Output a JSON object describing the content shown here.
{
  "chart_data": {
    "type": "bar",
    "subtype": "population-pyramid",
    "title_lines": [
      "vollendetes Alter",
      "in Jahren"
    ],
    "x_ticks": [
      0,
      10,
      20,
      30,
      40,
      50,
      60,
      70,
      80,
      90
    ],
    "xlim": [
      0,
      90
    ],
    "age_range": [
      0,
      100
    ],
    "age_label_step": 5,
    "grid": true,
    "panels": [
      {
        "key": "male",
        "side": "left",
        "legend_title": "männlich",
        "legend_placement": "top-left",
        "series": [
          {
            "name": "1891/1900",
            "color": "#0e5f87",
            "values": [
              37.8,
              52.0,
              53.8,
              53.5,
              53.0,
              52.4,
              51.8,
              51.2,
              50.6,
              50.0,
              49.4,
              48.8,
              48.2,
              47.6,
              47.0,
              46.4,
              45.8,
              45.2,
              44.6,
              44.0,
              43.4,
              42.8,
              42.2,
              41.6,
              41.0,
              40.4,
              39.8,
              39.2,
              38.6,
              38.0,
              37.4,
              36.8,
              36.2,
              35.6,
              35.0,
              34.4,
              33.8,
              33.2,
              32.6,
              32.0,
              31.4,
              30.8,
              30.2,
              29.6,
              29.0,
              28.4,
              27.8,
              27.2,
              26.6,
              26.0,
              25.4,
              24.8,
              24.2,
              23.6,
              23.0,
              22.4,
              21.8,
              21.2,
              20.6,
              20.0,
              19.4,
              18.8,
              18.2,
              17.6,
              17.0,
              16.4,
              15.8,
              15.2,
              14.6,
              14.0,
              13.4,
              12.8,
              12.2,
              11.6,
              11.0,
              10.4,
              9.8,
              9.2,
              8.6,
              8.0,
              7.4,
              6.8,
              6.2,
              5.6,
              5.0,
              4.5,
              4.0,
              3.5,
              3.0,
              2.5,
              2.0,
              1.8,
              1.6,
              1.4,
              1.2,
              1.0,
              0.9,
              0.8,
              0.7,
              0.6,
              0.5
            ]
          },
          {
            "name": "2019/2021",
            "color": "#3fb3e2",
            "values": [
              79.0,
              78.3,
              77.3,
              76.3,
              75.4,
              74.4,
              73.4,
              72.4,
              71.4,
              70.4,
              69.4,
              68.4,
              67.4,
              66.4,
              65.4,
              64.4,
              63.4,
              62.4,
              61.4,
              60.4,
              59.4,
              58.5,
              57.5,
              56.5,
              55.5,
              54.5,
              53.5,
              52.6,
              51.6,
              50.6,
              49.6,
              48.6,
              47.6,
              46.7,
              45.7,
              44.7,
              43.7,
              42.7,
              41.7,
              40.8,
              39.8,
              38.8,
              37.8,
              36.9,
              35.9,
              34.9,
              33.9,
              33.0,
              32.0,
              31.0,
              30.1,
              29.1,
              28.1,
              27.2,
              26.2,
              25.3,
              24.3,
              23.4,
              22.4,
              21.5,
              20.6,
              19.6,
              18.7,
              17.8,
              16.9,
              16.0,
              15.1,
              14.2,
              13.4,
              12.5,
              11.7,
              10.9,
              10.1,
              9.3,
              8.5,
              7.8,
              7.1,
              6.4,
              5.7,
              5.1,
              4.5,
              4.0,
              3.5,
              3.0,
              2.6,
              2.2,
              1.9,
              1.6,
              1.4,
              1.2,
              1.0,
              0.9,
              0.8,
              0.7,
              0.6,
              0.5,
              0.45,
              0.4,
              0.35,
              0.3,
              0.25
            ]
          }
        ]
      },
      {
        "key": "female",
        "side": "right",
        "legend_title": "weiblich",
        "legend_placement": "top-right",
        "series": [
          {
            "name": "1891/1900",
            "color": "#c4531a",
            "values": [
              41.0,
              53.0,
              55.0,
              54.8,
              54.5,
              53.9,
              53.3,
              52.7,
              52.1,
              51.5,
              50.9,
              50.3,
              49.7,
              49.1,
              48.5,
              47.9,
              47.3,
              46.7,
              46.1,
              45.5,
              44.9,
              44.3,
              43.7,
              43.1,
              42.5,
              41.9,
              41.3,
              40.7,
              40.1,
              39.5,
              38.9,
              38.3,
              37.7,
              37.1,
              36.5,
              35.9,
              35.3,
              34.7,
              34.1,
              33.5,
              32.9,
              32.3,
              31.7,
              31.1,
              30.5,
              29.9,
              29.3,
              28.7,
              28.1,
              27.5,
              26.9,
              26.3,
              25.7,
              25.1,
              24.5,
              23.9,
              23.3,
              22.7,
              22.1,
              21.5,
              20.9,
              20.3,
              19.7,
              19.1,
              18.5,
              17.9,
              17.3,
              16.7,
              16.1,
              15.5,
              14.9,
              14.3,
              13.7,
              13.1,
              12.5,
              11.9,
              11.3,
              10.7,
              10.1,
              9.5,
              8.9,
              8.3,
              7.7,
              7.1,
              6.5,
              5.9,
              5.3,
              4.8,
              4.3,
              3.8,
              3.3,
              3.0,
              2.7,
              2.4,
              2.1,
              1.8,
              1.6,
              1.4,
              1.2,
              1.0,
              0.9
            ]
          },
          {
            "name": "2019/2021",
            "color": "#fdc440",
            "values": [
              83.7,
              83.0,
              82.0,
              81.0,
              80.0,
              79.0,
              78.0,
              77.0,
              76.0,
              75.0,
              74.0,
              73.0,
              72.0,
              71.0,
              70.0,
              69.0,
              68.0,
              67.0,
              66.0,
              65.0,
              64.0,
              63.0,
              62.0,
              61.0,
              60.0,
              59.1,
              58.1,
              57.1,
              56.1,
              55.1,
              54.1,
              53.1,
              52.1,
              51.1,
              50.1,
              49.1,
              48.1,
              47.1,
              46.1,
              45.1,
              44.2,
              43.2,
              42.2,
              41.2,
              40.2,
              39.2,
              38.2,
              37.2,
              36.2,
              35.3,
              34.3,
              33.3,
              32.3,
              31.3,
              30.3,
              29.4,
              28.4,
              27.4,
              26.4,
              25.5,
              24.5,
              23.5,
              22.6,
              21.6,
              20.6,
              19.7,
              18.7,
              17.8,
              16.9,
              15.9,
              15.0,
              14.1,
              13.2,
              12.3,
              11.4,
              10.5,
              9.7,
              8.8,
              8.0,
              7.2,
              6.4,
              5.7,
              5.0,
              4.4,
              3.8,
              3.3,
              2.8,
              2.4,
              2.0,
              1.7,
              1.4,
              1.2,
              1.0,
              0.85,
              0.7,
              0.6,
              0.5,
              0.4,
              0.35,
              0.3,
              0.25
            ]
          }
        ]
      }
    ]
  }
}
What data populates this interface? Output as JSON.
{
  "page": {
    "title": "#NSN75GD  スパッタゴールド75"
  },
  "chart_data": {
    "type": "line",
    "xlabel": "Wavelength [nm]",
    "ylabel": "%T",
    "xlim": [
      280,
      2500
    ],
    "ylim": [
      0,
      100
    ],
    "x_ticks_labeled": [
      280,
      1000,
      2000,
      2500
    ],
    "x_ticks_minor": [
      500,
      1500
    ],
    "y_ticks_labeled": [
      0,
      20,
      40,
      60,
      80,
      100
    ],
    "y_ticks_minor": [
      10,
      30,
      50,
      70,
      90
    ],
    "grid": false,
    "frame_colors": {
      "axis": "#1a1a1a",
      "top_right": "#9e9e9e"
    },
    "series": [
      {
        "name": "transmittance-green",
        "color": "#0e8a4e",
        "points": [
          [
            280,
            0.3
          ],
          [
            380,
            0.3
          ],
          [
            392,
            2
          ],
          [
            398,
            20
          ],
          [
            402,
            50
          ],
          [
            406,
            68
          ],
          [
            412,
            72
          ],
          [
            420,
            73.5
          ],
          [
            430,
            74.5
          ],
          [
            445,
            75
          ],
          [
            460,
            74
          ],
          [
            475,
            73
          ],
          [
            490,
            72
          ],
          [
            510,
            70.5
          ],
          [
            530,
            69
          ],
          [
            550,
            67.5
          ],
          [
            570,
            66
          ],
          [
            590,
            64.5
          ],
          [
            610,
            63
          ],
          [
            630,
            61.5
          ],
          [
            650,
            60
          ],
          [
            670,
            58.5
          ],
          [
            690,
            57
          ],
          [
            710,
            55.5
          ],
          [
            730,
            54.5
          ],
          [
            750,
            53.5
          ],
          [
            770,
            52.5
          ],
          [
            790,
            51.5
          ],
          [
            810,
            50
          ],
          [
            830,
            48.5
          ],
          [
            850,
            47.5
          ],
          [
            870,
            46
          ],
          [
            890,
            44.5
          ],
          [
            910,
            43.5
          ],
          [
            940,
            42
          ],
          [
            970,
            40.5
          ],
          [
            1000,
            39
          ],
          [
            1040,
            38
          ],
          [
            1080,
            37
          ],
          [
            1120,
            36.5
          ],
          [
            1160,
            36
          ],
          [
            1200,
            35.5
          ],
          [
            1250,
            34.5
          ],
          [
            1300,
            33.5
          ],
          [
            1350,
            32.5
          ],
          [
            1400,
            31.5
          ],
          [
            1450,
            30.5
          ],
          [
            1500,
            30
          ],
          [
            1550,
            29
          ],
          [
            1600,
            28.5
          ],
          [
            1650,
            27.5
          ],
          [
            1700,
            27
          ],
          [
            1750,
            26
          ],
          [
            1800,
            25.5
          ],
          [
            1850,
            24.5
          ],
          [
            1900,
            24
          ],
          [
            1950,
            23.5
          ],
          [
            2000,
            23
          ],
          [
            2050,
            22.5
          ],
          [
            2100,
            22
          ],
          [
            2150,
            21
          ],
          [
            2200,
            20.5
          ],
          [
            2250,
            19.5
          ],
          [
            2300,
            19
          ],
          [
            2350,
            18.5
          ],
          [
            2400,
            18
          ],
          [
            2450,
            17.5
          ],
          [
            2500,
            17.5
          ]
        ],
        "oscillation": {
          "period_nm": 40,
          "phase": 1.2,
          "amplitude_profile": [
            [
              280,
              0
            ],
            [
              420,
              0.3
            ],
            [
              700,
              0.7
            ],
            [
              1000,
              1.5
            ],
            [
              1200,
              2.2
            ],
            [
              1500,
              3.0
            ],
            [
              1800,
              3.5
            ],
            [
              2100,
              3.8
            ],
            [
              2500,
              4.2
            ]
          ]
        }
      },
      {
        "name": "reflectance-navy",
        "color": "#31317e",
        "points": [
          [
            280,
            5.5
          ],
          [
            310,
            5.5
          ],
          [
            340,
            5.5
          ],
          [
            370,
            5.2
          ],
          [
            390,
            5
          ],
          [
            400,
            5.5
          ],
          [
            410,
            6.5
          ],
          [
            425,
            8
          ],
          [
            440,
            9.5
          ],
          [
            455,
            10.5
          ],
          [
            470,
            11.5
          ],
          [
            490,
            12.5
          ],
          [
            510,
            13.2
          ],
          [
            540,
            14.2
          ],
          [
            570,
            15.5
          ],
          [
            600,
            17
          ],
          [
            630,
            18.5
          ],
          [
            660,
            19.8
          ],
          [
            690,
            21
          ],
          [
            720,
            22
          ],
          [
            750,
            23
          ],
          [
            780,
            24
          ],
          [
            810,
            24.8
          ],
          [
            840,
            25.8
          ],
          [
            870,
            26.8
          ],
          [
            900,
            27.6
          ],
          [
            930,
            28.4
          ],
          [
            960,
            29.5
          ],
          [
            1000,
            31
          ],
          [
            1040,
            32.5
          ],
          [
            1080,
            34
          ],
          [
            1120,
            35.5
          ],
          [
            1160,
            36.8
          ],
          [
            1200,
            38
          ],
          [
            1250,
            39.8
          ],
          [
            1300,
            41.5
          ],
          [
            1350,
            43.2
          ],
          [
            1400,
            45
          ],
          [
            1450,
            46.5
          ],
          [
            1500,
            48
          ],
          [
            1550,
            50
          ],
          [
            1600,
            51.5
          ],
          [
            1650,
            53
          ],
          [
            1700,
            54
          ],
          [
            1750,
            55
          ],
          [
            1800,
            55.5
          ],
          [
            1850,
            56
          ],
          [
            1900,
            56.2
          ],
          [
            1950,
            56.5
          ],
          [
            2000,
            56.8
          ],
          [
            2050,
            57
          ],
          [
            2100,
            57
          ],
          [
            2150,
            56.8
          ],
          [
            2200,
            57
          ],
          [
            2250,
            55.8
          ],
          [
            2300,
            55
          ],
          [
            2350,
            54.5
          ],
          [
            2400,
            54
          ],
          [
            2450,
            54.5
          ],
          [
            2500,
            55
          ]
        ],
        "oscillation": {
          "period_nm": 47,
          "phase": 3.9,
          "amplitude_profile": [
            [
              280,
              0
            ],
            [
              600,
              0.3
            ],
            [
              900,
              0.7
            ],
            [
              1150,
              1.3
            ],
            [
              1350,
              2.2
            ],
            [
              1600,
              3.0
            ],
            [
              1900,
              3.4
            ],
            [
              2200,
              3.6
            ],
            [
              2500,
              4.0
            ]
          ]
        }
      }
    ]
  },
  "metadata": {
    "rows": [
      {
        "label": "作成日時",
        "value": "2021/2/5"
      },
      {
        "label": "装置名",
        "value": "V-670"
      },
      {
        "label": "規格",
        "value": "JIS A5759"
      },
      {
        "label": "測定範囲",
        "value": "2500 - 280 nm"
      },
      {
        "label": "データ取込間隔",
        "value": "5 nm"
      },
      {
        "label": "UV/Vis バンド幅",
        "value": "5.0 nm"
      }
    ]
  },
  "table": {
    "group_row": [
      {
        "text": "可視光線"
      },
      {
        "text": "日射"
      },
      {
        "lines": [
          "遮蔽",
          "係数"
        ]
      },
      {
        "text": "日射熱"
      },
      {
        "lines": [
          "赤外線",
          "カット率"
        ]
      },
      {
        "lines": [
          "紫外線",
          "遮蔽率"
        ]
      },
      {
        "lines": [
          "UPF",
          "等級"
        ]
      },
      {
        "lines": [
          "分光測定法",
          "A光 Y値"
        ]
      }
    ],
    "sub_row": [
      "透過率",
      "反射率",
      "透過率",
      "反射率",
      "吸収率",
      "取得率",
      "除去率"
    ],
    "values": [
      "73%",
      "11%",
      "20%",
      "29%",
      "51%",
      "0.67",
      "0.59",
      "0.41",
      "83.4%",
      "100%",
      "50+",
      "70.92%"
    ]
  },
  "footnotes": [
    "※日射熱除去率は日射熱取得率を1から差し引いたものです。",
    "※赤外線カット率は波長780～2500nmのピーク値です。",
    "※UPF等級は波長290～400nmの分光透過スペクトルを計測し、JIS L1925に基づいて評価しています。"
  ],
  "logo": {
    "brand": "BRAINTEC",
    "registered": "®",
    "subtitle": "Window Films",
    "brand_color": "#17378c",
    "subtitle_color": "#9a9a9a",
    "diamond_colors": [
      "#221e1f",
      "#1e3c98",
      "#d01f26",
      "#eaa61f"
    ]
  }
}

= = = = = = =

Copy all the lines above that hold the string "JSON".

RESULT FOR THIS EXERCISE:
Output a JSON object describing the content shown here.
What data populates this interface? Output as JSON.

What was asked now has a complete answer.